▶ _WHAT NEEDS TO BE DONE_: Where a line of the listing below includes the word "this", reproduce that line.

▶ _SUPPLIED INFORMATION_:
_ _ _ _

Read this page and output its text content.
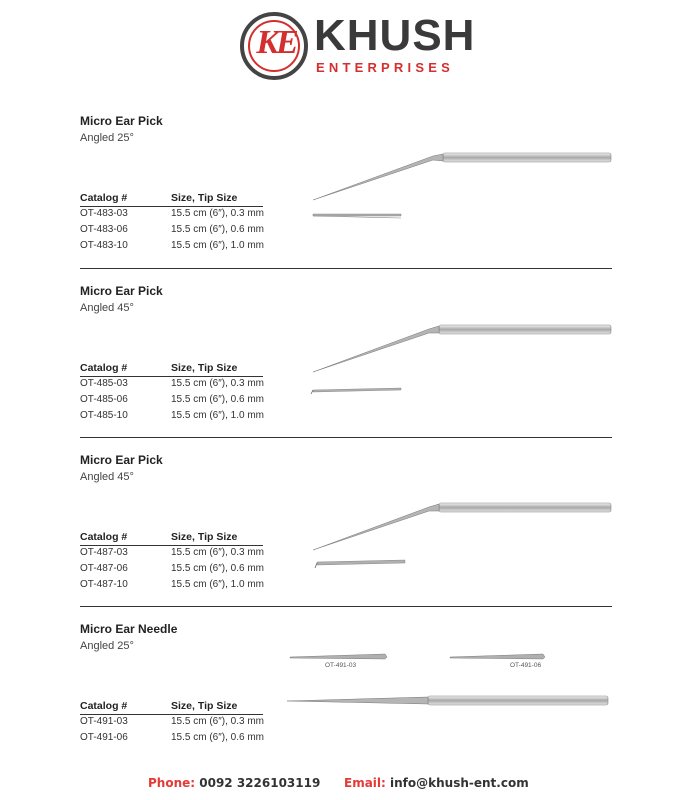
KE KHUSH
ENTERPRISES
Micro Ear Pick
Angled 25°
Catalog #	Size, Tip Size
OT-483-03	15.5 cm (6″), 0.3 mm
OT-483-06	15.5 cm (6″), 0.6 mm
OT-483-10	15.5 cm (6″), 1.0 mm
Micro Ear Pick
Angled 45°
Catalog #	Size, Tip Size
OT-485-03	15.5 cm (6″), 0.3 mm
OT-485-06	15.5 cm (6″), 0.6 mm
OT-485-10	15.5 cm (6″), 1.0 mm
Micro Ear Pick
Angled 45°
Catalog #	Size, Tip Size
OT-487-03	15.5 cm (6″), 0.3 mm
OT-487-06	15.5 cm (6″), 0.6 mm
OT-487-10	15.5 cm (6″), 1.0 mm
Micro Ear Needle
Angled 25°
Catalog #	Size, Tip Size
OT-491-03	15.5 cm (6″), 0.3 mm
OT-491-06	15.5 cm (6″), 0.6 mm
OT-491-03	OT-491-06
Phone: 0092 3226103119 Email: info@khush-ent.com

_ _ _ _

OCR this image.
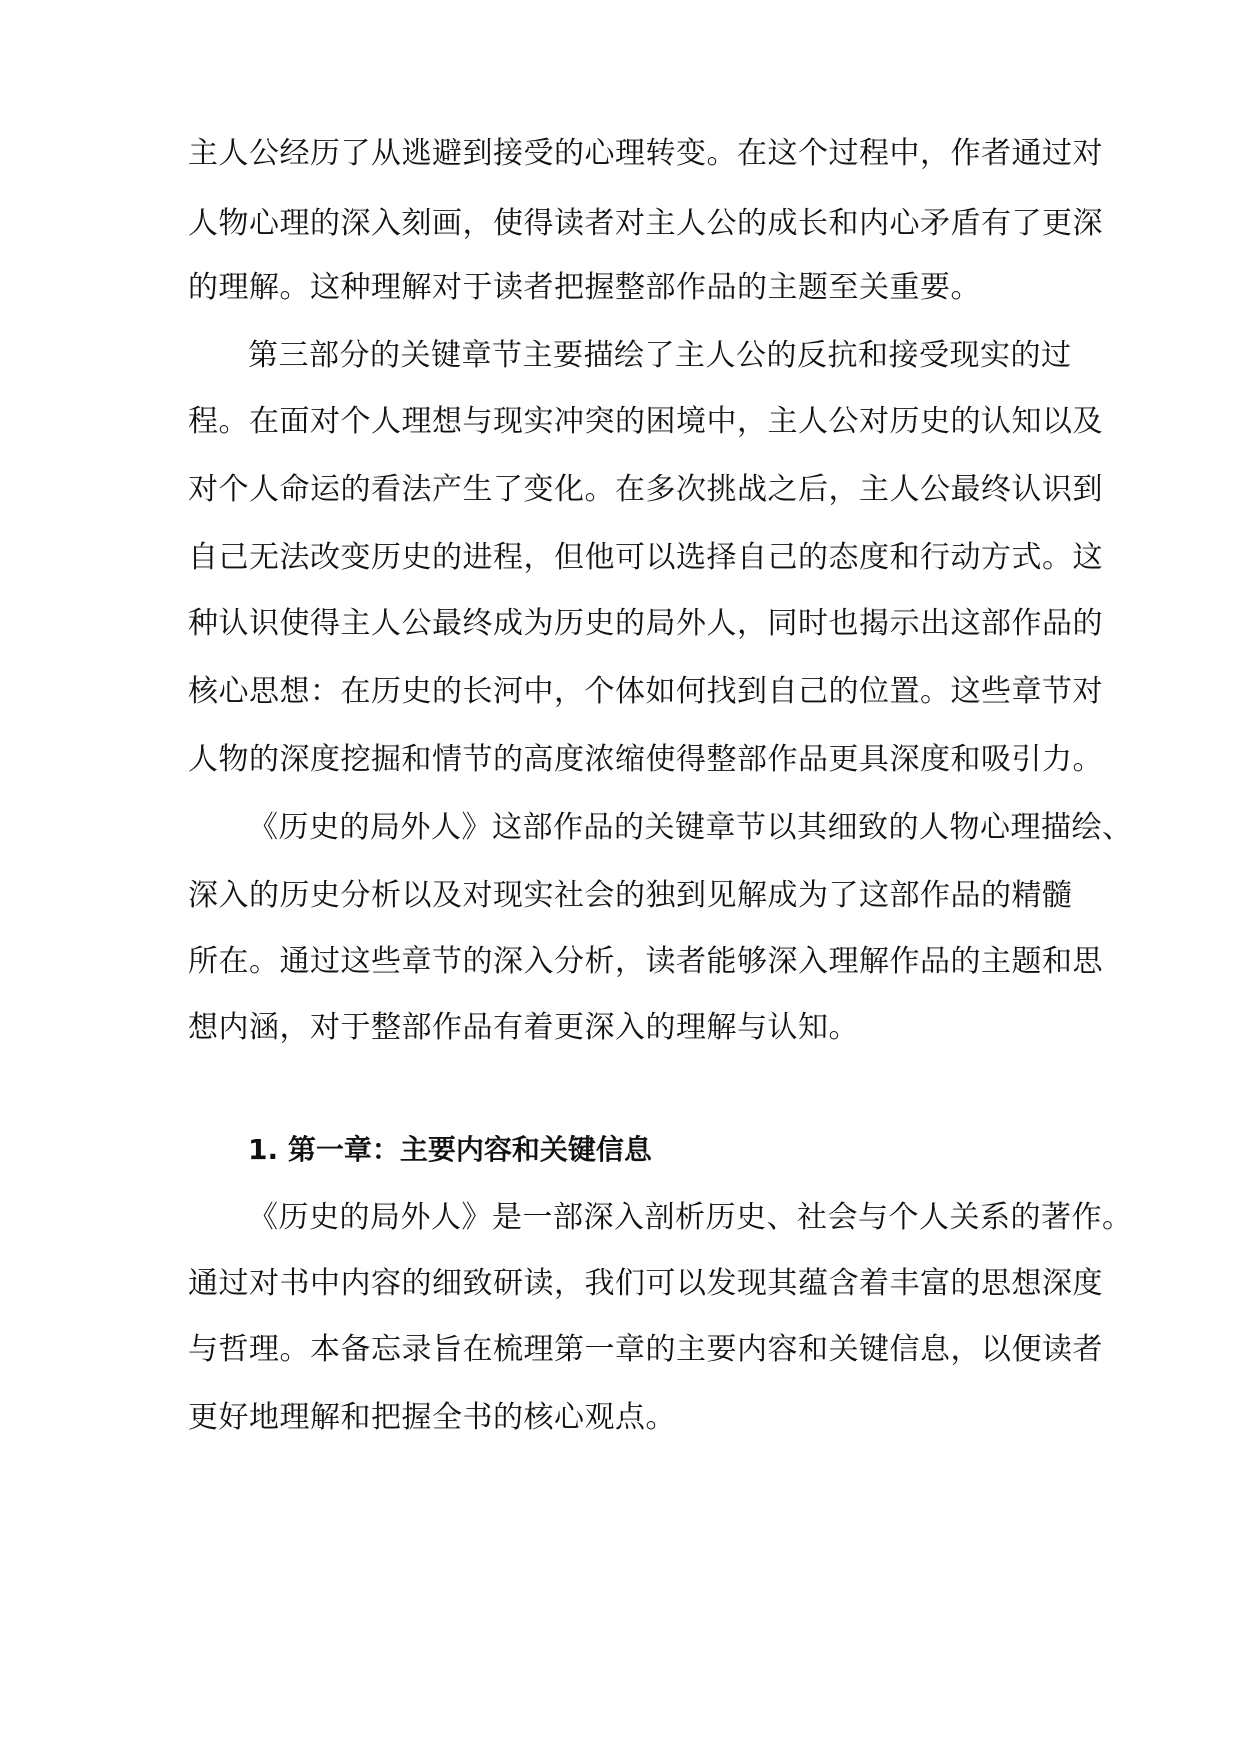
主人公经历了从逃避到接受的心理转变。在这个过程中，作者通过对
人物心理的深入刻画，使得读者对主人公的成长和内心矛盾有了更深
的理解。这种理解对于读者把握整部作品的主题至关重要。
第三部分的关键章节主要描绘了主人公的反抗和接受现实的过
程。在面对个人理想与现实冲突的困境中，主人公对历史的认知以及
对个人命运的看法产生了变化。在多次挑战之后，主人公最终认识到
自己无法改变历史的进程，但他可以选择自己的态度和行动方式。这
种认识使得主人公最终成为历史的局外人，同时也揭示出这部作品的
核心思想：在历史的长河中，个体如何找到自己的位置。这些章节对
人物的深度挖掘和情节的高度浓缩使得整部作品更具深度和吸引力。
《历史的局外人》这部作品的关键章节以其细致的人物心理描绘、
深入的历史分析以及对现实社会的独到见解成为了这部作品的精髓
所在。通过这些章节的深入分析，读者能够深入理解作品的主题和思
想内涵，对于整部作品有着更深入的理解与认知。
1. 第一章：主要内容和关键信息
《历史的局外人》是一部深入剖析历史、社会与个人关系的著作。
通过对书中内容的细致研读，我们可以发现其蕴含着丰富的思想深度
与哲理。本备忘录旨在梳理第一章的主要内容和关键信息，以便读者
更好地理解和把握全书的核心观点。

_ _ _ _

▶ _THE RESPONSE_:
Read this page and output its text content.
OCR this image.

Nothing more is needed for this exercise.